[Start of Extracted data]
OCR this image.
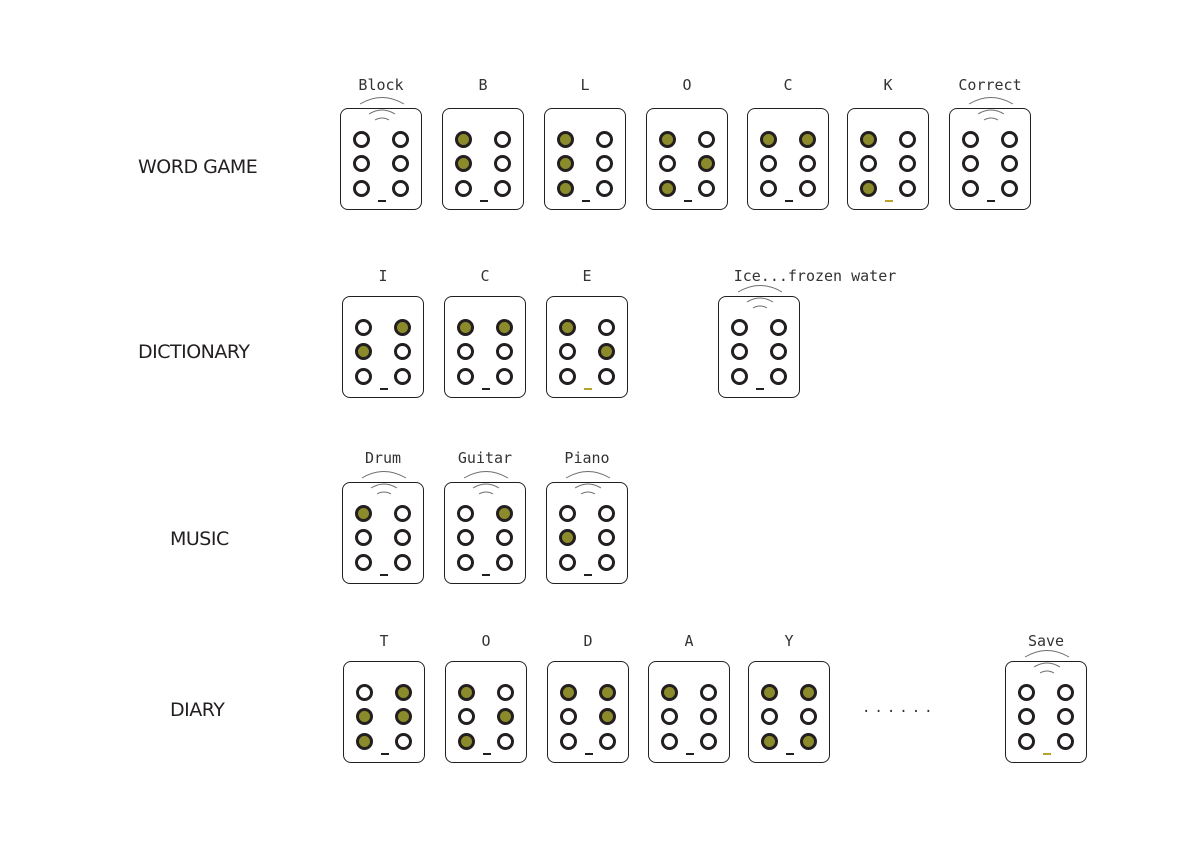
WORD GAME
Block	B	L	O	C	K	Correct
DICTIONARY
I	C	E	Ice...frozen water
MUSIC
Drum	Guitar	Piano
DIARY
T	O	D	A	Y	Save
......
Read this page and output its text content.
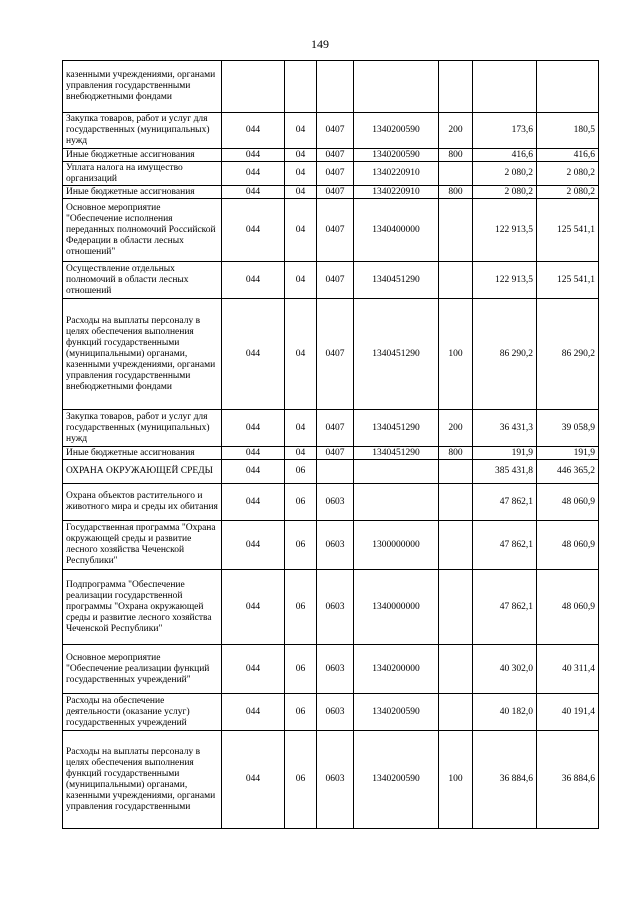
149
казенными учреждениями, органами управления государственными внебюджетными фондами							
Закупка товаров, работ и услуг для государственных (муниципальных) нужд	044	04	0407	1340200590	200	173,6	180,5
Иные бюджетные ассигнования	044	04	0407	1340200590	800	416,6	416,6
Уплата налога на имущество организаций	044	04	0407	1340220910		2 080,2	2 080,2
Иные бюджетные ассигнования	044	04	0407	1340220910	800	2 080,2	2 080,2
Основное мероприятие "Обеспечение исполнения переданных полномочий Российской Федерации в области лесных отношений"	044	04	0407	1340400000		122 913,5	125 541,1
Осуществление отдельных полномочий в области лесных отношений	044	04	0407	1340451290		122 913,5	125 541,1
Расходы на выплаты персоналу в целях обеспечения выполнения функций государственными (муниципальными) органами, казенными учреждениями, органами управления государственными внебюджетными фондами	044	04	0407	1340451290	100	86 290,2	86 290,2
Закупка товаров, работ и услуг для государственных (муниципальных) нужд	044	04	0407	1340451290	200	36 431,3	39 058,9
Иные бюджетные ассигнования	044	04	0407	1340451290	800	191,9	191,9
ОХРАНА ОКРУЖАЮЩЕЙ СРЕДЫ	044	06				385 431,8	446 365,2
Охрана объектов растительного и животного мира и среды их обитания	044	06	0603			47 862,1	48 060,9
Государственная программа "Охрана окружающей среды и развитие лесного хозяйства Чеченской Республики"	044	06	0603	1300000000		47 862,1	48 060,9
Подпрограмма "Обеспечение реализации государственной программы "Охрана окружающей среды и развитие лесного хозяйства Чеченской Республики"	044	06	0603	1340000000		47 862,1	48 060,9
Основное мероприятие "Обеспечение реализации функций государственных учреждений"	044	06	0603	1340200000		40 302,0	40 311,4
Расходы на обеспечение деятельности (оказание услуг) государственных учреждений	044	06	0603	1340200590		40 182,0	40 191,4
Расходы на выплаты персоналу в целях обеспечения выполнения функций государственными (муниципальными) органами, казенными учреждениями, органами управления государственными	044	06	0603	1340200590	100	36 884,6	36 884,6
[End of Extracted data]
Stated exercise: Generate a word-for-word copy of the preceding records, excluding all pictures.

Solution:
OCR this image.
WORD GAME
Block	B	L	O	C	K	Correct
DICTIONARY
I	C	E	Ice...frozen water
MUSIC
Drum	Guitar	Piano
DIARY
T	O	D	A	Y	Save
......
Read this page and output its text content.
149
казенными учреждениями, органами управления государственными внебюджетными фондами							
Закупка товаров, работ и услуг для государственных (муниципальных) нужд	044	04	0407	1340200590	200	173,6	180,5
Иные бюджетные ассигнования	044	04	0407	1340200590	800	416,6	416,6
Уплата налога на имущество организаций	044	04	0407	1340220910		2 080,2	2 080,2
Иные бюджетные ассигнования	044	04	0407	1340220910	800	2 080,2	2 080,2
Основное мероприятие "Обеспечение исполнения переданных полномочий Российской Федерации в области лесных отношений"	044	04	0407	1340400000		122 913,5	125 541,1
Осуществление отдельных полномочий в области лесных отношений	044	04	0407	1340451290		122 913,5	125 541,1
Расходы на выплаты персоналу в целях обеспечения выполнения функций государственными (муниципальными) органами, казенными учреждениями, органами управления государственными внебюджетными фондами	044	04	0407	1340451290	100	86 290,2	86 290,2
Закупка товаров, работ и услуг для государственных (муниципальных) нужд	044	04	0407	1340451290	200	36 431,3	39 058,9
Иные бюджетные ассигнования	044	04	0407	1340451290	800	191,9	191,9
ОХРАНА ОКРУЖАЮЩЕЙ СРЕДЫ	044	06				385 431,8	446 365,2
Охрана объектов растительного и животного мира и среды их обитания	044	06	0603			47 862,1	48 060,9
Государственная программа "Охрана окружающей среды и развитие лесного хозяйства Чеченской Республики"	044	06	0603	1300000000		47 862,1	48 060,9
Подпрограмма "Обеспечение реализации государственной программы "Охрана окружающей среды и развитие лесного хозяйства Чеченской Республики"	044	06	0603	1340000000		47 862,1	48 060,9
Основное мероприятие "Обеспечение реализации функций государственных учреждений"	044	06	0603	1340200000		40 302,0	40 311,4
Расходы на обеспечение деятельности (оказание услуг) государственных учреждений	044	06	0603	1340200590		40 182,0	40 191,4
Расходы на выплаты персоналу в целях обеспечения выполнения функций государственными (муниципальными) органами, казенными учреждениями, органами управления государственными	044	06	0603	1340200590	100	36 884,6	36 884,6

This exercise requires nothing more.